→ **Objective**: Search the records for "Порядку" and copy each line that holds it.

→ **Supplied data**:

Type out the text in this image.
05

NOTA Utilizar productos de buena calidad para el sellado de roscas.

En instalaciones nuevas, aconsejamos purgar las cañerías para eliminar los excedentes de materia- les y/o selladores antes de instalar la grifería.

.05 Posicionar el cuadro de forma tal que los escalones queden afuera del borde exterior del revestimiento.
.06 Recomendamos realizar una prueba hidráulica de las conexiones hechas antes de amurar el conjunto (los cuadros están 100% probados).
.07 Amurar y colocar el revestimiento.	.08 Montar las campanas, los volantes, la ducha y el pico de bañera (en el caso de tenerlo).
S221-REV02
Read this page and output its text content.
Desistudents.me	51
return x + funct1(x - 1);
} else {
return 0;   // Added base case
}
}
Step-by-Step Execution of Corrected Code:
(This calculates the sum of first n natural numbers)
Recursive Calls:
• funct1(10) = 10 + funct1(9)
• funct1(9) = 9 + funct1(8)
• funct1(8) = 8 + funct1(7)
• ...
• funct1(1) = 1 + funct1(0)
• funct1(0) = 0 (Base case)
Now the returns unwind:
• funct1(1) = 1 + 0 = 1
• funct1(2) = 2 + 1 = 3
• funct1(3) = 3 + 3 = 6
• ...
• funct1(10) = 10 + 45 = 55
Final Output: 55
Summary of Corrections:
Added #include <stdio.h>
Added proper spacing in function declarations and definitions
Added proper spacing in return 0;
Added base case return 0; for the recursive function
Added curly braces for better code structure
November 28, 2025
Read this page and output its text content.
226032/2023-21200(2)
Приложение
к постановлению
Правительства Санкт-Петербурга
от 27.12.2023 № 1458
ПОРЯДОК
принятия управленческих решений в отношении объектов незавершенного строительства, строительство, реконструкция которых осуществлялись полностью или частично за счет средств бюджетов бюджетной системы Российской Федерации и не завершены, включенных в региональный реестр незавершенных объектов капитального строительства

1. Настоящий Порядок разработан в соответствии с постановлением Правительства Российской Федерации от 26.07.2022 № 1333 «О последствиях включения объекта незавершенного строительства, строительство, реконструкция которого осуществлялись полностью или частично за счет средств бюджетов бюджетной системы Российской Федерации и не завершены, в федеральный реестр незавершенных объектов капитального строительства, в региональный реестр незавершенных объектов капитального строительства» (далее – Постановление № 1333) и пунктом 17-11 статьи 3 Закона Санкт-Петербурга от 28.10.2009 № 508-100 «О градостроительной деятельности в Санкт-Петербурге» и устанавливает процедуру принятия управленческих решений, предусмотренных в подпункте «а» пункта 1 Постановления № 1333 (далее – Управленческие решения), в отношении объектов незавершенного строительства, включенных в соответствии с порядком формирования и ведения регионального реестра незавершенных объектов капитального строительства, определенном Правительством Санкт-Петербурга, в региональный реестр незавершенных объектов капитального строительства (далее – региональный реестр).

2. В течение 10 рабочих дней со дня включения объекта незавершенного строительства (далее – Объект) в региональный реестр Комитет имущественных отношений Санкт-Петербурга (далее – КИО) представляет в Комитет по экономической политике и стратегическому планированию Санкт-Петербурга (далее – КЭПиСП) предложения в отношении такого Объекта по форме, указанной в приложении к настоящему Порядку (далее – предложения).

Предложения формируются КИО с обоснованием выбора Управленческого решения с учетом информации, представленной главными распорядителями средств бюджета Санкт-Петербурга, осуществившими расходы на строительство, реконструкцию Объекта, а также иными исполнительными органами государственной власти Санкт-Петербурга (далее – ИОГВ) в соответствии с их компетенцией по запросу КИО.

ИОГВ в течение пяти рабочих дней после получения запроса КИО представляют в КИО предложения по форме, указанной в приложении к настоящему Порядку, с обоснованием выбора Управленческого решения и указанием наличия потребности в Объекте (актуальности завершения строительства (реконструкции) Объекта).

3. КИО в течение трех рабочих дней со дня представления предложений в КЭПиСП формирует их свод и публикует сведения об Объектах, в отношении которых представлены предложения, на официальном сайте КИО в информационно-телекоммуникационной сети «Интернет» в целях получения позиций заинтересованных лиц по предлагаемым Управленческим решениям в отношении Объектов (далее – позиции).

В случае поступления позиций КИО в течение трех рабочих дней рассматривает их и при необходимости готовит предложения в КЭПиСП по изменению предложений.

→ **Result of the task**:
2. В течение 10 рабочих дней со дня включения объекта незавершенного строительства (далее – Объект) в региональный реестр Комитет имущественных отношений Санкт-Петербурга (далее – КИО) представляет в Комитет по экономической политике и стратегическому планированию Санкт-Петербурга (далее – КЭПиСП) предложения в отношении такого Объекта по форме, указанной в приложении к настоящему Порядку (далее – предложения).
ИОГВ в течение пяти рабочих дней после получения запроса КИО представляют в КИО предложения по форме, указанной в приложении к настоящему Порядку, с обоснованием выбора Управленческого решения и указанием наличия потребности в Объекте (актуальности завершения строительства (реконструкции) Объекта).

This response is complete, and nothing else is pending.